**Work to be completed**
Every line that holds the string "各等平均違約率" is to be identified and copied.
**** Data entries ****
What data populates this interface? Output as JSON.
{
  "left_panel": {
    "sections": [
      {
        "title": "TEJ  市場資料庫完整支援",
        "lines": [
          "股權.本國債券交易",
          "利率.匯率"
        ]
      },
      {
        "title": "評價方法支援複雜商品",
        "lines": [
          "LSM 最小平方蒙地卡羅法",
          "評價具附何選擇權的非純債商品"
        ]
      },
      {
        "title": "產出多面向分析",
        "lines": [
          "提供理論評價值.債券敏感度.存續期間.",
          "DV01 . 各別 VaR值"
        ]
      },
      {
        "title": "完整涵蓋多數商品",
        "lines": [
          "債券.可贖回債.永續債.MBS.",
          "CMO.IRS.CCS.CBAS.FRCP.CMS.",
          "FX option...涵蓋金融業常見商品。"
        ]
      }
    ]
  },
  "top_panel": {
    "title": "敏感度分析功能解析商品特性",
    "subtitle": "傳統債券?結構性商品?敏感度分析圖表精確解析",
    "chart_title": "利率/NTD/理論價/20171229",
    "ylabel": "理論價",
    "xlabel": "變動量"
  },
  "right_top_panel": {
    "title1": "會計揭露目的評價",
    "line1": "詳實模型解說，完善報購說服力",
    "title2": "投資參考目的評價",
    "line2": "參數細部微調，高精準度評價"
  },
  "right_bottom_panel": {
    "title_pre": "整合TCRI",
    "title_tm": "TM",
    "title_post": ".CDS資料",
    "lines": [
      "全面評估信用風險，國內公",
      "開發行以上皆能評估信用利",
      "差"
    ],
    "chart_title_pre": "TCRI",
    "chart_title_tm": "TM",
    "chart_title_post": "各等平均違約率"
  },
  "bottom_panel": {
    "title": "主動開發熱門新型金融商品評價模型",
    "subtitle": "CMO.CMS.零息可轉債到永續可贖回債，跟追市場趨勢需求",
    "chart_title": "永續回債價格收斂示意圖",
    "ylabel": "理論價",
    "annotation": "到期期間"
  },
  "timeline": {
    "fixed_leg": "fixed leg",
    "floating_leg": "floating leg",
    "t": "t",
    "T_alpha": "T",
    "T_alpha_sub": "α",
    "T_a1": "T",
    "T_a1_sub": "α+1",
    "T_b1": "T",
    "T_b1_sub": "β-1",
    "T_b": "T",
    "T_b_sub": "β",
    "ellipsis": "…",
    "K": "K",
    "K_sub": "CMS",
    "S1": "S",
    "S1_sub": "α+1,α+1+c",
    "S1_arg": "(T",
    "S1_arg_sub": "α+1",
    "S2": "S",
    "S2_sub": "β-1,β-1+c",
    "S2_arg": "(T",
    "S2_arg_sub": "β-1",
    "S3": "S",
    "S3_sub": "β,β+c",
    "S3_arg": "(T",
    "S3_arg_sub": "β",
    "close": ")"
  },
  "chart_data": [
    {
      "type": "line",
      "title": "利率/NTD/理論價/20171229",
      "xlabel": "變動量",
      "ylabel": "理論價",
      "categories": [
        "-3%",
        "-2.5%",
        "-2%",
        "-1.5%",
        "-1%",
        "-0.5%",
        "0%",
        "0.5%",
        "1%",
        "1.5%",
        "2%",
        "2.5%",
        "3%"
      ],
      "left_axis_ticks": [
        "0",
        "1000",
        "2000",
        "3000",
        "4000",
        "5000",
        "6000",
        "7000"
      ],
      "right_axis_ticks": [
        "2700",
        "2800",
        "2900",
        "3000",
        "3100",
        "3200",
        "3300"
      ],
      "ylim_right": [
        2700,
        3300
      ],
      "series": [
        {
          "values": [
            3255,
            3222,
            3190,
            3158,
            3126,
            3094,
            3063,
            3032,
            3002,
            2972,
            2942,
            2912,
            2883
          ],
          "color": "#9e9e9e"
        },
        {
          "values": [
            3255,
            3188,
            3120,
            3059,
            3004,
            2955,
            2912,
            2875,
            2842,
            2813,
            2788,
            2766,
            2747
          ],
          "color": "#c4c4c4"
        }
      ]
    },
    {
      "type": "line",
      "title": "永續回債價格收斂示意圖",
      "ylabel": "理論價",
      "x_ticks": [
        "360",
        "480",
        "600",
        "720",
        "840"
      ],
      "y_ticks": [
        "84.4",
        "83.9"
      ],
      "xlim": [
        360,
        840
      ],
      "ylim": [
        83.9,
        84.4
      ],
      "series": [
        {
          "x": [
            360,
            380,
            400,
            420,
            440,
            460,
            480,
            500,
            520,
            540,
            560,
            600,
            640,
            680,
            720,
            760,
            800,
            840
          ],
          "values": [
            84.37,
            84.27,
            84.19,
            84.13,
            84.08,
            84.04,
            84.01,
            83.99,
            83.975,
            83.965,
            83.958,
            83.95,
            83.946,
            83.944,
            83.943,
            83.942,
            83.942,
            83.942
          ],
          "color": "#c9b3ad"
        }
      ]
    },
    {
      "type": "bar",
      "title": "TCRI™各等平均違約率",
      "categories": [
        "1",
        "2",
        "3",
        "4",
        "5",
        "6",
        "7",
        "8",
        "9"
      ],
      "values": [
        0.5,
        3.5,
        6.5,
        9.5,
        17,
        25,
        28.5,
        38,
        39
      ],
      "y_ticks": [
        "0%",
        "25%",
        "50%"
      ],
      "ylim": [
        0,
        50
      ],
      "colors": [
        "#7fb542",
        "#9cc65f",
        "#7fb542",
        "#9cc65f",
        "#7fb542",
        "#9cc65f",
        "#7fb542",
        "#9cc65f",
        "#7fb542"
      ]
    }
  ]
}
****
**Output of the task**
    "chart_title_post": "各等平均違約率"
      "title": "TCRI™各等平均違約率",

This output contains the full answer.